◆ DIRECTIONS
Count how many lines of the items below contain the string "MOTIVATORS", matching case exactly. Reply with the number alone.

◆ INFORMATION GIVEN
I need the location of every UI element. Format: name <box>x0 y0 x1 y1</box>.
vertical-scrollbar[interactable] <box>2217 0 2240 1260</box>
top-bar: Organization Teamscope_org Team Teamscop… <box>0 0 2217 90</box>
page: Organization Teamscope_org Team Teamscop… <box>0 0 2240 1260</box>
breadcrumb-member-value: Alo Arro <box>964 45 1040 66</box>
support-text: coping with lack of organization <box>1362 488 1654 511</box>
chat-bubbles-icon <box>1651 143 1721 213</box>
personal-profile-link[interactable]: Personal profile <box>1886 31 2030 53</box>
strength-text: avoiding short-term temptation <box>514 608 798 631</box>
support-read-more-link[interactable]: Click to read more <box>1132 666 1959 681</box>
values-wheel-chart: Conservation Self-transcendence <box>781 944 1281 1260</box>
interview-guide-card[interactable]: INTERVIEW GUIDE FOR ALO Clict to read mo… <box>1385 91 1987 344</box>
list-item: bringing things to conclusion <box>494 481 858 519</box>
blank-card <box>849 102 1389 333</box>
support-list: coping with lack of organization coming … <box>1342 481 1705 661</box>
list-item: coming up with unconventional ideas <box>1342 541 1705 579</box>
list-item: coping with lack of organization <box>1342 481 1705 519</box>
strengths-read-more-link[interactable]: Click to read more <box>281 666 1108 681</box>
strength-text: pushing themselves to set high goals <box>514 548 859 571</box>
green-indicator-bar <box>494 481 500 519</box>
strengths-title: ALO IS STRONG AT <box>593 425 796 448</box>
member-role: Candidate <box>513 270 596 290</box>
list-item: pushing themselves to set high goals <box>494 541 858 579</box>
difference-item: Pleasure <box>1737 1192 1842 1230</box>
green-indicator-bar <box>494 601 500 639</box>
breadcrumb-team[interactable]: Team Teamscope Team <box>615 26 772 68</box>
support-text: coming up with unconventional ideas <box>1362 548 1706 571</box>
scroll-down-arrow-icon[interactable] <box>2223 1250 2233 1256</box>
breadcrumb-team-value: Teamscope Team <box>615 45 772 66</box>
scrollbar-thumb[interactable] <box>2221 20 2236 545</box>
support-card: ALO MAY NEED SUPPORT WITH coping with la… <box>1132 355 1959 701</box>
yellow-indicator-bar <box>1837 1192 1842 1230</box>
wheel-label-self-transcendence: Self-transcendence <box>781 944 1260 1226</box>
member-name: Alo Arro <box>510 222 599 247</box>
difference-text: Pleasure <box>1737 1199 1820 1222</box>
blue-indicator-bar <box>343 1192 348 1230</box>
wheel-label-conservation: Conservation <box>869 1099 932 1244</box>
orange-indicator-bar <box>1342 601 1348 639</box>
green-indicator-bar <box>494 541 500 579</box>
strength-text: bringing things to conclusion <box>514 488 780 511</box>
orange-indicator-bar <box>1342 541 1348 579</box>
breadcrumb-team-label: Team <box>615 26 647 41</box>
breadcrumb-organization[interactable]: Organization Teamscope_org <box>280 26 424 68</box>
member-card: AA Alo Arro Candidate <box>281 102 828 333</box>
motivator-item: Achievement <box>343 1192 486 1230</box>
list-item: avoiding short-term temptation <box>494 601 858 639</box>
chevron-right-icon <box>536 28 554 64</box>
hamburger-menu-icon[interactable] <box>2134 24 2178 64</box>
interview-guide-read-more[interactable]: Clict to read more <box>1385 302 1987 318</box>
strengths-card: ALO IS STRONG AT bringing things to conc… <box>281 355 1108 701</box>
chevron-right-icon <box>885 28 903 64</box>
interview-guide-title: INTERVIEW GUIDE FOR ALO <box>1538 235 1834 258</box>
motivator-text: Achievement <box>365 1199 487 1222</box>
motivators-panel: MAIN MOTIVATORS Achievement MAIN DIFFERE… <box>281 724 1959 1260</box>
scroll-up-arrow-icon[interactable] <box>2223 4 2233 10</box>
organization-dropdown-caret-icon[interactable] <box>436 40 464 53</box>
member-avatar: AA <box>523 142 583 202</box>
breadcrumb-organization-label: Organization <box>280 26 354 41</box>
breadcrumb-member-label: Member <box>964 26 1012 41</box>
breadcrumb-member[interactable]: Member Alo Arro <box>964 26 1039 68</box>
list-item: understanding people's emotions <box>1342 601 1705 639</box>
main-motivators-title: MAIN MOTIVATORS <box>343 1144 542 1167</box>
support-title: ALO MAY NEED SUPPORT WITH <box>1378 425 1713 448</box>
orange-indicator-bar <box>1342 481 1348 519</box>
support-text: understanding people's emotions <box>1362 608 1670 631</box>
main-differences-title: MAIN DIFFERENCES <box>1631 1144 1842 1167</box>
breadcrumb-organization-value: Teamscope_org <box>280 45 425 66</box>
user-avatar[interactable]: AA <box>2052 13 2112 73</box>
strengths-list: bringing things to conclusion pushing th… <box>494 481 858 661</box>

◆ RESPONSE TO THE EXERCISE
2